### Problem to solve
Find each line with the string "analízis" and copy it.

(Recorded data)

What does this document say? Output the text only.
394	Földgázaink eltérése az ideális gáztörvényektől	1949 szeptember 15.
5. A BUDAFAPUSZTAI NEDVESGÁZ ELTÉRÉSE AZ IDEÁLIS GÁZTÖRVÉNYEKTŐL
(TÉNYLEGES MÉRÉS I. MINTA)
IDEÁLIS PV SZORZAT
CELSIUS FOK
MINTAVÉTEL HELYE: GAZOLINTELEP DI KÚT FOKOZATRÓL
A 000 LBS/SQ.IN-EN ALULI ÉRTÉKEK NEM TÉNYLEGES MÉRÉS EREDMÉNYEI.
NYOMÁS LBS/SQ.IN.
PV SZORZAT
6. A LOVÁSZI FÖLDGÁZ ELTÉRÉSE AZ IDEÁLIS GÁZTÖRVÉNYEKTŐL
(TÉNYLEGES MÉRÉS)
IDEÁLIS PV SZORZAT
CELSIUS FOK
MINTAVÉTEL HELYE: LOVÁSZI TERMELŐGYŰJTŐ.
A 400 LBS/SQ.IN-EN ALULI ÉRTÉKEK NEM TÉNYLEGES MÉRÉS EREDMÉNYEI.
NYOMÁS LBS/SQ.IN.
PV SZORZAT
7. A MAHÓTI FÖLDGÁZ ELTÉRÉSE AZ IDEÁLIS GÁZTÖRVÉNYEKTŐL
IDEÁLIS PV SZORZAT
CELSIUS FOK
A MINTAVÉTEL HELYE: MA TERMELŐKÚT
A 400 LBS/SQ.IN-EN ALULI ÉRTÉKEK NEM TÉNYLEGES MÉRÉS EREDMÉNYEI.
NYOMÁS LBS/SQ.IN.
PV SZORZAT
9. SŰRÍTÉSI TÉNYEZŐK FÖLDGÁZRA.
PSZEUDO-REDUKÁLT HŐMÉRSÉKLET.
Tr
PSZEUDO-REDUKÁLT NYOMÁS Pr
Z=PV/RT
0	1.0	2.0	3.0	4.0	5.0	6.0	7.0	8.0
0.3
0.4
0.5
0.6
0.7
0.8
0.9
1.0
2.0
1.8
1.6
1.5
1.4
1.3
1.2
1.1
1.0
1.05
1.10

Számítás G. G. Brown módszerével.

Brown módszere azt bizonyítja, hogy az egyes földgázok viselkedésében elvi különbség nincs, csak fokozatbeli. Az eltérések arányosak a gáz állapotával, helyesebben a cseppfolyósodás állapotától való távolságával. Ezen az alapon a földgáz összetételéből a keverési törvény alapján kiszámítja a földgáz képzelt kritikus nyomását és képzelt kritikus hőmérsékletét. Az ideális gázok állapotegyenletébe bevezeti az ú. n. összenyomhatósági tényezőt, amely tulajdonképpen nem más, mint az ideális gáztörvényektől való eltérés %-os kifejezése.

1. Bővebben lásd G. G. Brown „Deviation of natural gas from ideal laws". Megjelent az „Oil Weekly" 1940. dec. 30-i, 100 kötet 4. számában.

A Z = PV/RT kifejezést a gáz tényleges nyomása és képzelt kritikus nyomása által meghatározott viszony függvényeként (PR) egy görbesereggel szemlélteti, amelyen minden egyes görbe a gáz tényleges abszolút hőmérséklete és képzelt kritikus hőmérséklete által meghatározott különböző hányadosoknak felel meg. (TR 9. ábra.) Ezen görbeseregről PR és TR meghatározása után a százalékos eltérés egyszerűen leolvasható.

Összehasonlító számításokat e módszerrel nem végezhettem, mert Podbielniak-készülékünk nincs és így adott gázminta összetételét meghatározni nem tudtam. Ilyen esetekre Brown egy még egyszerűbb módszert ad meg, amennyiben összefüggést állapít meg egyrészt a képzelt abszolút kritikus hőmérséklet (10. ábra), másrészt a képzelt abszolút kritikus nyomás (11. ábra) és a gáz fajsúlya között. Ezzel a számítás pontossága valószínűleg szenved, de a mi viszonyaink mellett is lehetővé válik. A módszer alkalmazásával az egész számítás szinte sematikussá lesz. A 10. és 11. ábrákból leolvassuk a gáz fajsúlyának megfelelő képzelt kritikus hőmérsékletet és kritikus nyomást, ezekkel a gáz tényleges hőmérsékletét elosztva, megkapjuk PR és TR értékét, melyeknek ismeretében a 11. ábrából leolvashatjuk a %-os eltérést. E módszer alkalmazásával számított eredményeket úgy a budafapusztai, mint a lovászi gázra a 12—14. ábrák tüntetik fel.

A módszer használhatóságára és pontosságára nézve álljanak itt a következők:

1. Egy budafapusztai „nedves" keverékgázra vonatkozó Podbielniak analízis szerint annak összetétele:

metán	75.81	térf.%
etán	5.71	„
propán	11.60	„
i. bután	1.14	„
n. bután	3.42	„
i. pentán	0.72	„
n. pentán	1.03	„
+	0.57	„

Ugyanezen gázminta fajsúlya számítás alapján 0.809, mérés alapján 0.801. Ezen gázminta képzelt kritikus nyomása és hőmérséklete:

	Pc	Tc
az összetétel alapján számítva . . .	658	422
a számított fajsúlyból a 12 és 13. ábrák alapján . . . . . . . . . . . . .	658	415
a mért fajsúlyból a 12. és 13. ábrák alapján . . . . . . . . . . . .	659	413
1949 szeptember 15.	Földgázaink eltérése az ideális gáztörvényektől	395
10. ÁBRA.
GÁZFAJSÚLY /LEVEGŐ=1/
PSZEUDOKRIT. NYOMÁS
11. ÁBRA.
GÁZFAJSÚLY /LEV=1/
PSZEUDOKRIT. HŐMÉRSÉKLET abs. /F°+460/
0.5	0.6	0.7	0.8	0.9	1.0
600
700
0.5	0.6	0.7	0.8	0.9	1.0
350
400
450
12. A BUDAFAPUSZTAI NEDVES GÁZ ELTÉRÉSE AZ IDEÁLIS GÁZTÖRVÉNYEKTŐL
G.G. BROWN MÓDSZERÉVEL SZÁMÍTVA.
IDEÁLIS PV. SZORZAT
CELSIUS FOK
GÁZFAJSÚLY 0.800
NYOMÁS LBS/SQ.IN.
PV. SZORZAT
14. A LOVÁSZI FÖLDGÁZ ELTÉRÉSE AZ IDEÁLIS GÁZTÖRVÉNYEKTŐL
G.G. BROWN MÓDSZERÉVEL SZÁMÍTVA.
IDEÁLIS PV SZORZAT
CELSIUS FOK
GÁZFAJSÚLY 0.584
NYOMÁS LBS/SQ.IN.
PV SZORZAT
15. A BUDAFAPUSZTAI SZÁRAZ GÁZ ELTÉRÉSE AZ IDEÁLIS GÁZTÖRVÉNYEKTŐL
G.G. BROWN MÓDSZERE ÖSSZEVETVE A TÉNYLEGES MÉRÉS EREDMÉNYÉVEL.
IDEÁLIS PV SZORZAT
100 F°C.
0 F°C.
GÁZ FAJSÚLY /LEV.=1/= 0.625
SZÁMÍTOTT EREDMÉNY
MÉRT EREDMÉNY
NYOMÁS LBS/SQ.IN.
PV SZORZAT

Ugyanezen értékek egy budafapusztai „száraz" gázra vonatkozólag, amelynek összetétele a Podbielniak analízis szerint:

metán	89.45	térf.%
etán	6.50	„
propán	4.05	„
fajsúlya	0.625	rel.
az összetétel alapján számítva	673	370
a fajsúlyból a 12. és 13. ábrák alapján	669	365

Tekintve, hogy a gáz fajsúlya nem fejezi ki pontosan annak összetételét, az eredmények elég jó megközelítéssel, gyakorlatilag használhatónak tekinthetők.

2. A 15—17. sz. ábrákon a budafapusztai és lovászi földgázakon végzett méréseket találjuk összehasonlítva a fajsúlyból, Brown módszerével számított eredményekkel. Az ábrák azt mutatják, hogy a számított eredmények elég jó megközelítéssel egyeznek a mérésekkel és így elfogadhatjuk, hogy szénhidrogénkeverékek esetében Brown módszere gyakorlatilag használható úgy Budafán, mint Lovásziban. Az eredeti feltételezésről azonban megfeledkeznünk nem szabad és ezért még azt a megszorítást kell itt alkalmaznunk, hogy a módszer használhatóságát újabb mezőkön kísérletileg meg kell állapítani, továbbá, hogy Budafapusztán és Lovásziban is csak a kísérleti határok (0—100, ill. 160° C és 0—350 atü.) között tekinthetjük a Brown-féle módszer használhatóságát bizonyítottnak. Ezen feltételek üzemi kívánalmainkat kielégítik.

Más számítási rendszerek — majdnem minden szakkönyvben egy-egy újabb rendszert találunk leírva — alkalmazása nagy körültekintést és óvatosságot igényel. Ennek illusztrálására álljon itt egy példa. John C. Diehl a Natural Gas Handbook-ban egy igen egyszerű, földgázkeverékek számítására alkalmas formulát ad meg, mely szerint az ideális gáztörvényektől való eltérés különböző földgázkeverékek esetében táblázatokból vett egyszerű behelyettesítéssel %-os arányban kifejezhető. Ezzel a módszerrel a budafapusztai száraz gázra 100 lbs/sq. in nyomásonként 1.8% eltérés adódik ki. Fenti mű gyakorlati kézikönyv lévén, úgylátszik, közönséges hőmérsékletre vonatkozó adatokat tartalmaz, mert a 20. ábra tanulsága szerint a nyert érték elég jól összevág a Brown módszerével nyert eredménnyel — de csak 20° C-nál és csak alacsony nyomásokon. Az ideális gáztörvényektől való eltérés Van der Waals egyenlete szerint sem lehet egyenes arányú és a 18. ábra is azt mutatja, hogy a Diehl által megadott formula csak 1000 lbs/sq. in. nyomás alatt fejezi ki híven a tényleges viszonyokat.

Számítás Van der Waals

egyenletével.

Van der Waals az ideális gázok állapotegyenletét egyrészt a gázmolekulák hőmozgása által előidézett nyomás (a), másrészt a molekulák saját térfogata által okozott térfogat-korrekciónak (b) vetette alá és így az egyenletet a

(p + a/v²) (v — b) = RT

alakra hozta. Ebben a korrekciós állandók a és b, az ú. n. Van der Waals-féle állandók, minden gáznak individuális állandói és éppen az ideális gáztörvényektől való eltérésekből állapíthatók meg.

### Reply to the exercise
1. Egy budafapusztai „nedves" keverékgázra vonatkozó Podbielniak analízis szerint annak összetétele:
Ugyanezen értékek egy budafapusztai „száraz" gázra vonatkozólag, amelynek összetétele a Podbielniak analízis szerint:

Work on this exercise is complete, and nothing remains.